Data records:
* Begin *
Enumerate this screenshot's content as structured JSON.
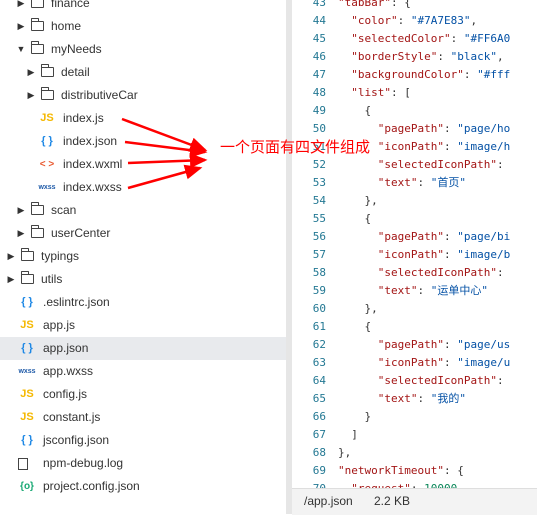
{
  "tree": [
    {
      "type": "folder",
      "label": "finance",
      "expanded": false
    },
    {
      "type": "folder",
      "label": "home",
      "expanded": false
    },
    {
      "type": "folder",
      "label": "myNeeds",
      "expanded": true
    },
    {
      "type": "folder",
      "label": "detail",
      "expanded": false
    },
    {
      "type": "folder",
      "label": "distributiveCar",
      "expanded": false
    },
    {
      "type": "file",
      "icon": "JS",
      "kind": "js",
      "label": "index.js"
    },
    {
      "type": "file",
      "icon": "{ }",
      "kind": "json",
      "label": "index.json"
    },
    {
      "type": "file",
      "icon": "< >",
      "kind": "wxml",
      "label": "index.wxml"
    },
    {
      "type": "file",
      "icon": "wxss",
      "kind": "wxss",
      "label": "index.wxss"
    },
    {
      "type": "folder",
      "label": "scan",
      "expanded": false
    },
    {
      "type": "folder",
      "label": "userCenter",
      "expanded": false
    },
    {
      "type": "folder",
      "label": "typings",
      "expanded": false
    },
    {
      "type": "folder",
      "label": "utils",
      "expanded": false
    },
    {
      "type": "file",
      "icon": "{ }",
      "kind": "json",
      "label": ".eslintrc.json"
    },
    {
      "type": "file",
      "icon": "JS",
      "kind": "js",
      "label": "app.js"
    },
    {
      "type": "file",
      "icon": "{ }",
      "kind": "json",
      "label": "app.json"
    },
    {
      "type": "file",
      "icon": "wxss",
      "kind": "wxss",
      "label": "app.wxss"
    },
    {
      "type": "file",
      "icon": "JS",
      "kind": "js",
      "label": "config.js"
    },
    {
      "type": "file",
      "icon": "JS",
      "kind": "js",
      "label": "constant.js"
    },
    {
      "type": "file",
      "icon": "{ }",
      "kind": "json",
      "label": "jsconfig.json"
    },
    {
      "type": "file",
      "icon": "",
      "kind": "log",
      "label": "npm-debug.log"
    },
    {
      "type": "file",
      "icon": "{o}",
      "kind": "proj",
      "label": "project.config.json"
    }
  ],
  "annotation": "一个页面有四文件组成",
  "code": [
    {
      "num": "43",
      "text": "\"tabBar\": {"
    },
    {
      "num": "44",
      "text": "  \"color\": \"#7A7E83\","
    },
    {
      "num": "45",
      "text": "  \"selectedColor\": \"#FF6A0"
    },
    {
      "num": "46",
      "text": "  \"borderStyle\": \"black\","
    },
    {
      "num": "47",
      "text": "  \"backgroundColor\": \"#fff"
    },
    {
      "num": "48",
      "text": "  \"list\": ["
    },
    {
      "num": "49",
      "text": "    {"
    },
    {
      "num": "50",
      "text": "      \"pagePath\": \"page/ho"
    },
    {
      "num": "51",
      "text": "      \"iconPath\": \"image/h"
    },
    {
      "num": "52",
      "text": "      \"selectedIconPath\":"
    },
    {
      "num": "53",
      "text": "      \"text\": \"首页\""
    },
    {
      "num": "54",
      "text": "    },"
    },
    {
      "num": "55",
      "text": "    {"
    },
    {
      "num": "56",
      "text": "      \"pagePath\": \"page/bi"
    },
    {
      "num": "57",
      "text": "      \"iconPath\": \"image/b"
    },
    {
      "num": "58",
      "text": "      \"selectedIconPath\":"
    },
    {
      "num": "59",
      "text": "      \"text\": \"运单中心\""
    },
    {
      "num": "60",
      "text": "    },"
    },
    {
      "num": "61",
      "text": "    {"
    },
    {
      "num": "62",
      "text": "      \"pagePath\": \"page/us"
    },
    {
      "num": "63",
      "text": "      \"iconPath\": \"image/u"
    },
    {
      "num": "64",
      "text": "      \"selectedIconPath\":"
    },
    {
      "num": "65",
      "text": "      \"text\": \"我的\""
    },
    {
      "num": "66",
      "text": "    }"
    },
    {
      "num": "67",
      "text": "  ]"
    },
    {
      "num": "68",
      "text": "},"
    },
    {
      "num": "69",
      "text": "\"networkTimeout\": {"
    },
    {
      "num": "70",
      "text": "  \"request\": 10000,"
    }
  ],
  "status": {
    "file": "/app.json",
    "size": "2.2 KB"
  },
  "colors": {
    "annotation": "#ff0000",
    "selected_row": "#e8eaed",
    "line_number": "#237893"
  }
}
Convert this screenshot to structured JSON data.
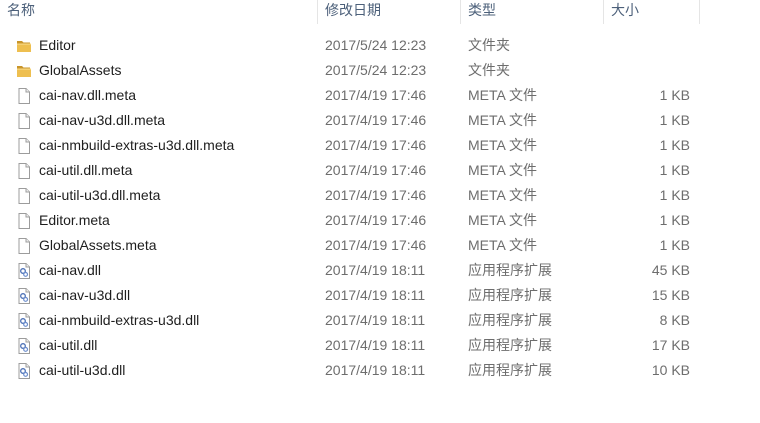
{
  "columns": {
    "name": "名称",
    "date": "修改日期",
    "type": "类型",
    "size": "大小"
  },
  "files": [
    {
      "name": "Editor",
      "date": "2017/5/24 12:23",
      "type": "文件夹",
      "size": "",
      "icon": "folder-icon"
    },
    {
      "name": "GlobalAssets",
      "date": "2017/5/24 12:23",
      "type": "文件夹",
      "size": "",
      "icon": "folder-icon"
    },
    {
      "name": "cai-nav.dll.meta",
      "date": "2017/4/19 17:46",
      "type": "META 文件",
      "size": "1 KB",
      "icon": "document-icon"
    },
    {
      "name": "cai-nav-u3d.dll.meta",
      "date": "2017/4/19 17:46",
      "type": "META 文件",
      "size": "1 KB",
      "icon": "document-icon"
    },
    {
      "name": "cai-nmbuild-extras-u3d.dll.meta",
      "date": "2017/4/19 17:46",
      "type": "META 文件",
      "size": "1 KB",
      "icon": "document-icon"
    },
    {
      "name": "cai-util.dll.meta",
      "date": "2017/4/19 17:46",
      "type": "META 文件",
      "size": "1 KB",
      "icon": "document-icon"
    },
    {
      "name": "cai-util-u3d.dll.meta",
      "date": "2017/4/19 17:46",
      "type": "META 文件",
      "size": "1 KB",
      "icon": "document-icon"
    },
    {
      "name": "Editor.meta",
      "date": "2017/4/19 17:46",
      "type": "META 文件",
      "size": "1 KB",
      "icon": "document-icon"
    },
    {
      "name": "GlobalAssets.meta",
      "date": "2017/4/19 17:46",
      "type": "META 文件",
      "size": "1 KB",
      "icon": "document-icon"
    },
    {
      "name": "cai-nav.dll",
      "date": "2017/4/19 18:11",
      "type": "应用程序扩展",
      "size": "45 KB",
      "icon": "dll-icon"
    },
    {
      "name": "cai-nav-u3d.dll",
      "date": "2017/4/19 18:11",
      "type": "应用程序扩展",
      "size": "15 KB",
      "icon": "dll-icon"
    },
    {
      "name": "cai-nmbuild-extras-u3d.dll",
      "date": "2017/4/19 18:11",
      "type": "应用程序扩展",
      "size": "8 KB",
      "icon": "dll-icon"
    },
    {
      "name": "cai-util.dll",
      "date": "2017/4/19 18:11",
      "type": "应用程序扩展",
      "size": "17 KB",
      "icon": "dll-icon"
    },
    {
      "name": "cai-util-u3d.dll",
      "date": "2017/4/19 18:11",
      "type": "应用程序扩展",
      "size": "10 KB",
      "icon": "dll-icon"
    }
  ],
  "colors": {
    "folder": "#e8b848",
    "folder_dark": "#c9952a",
    "header_text": "#4c607a",
    "dll_accent": "#4a6fb5"
  }
}
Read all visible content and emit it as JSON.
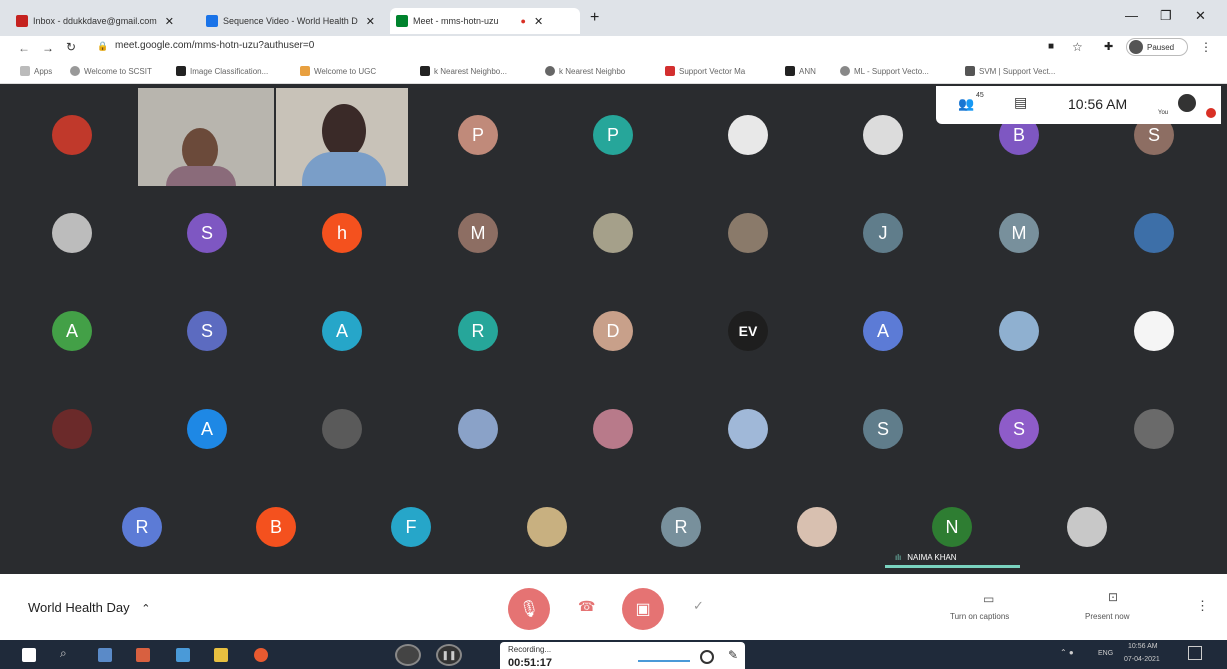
* End *
Count how many lines above contain the word "page". Reply with the number alone.

3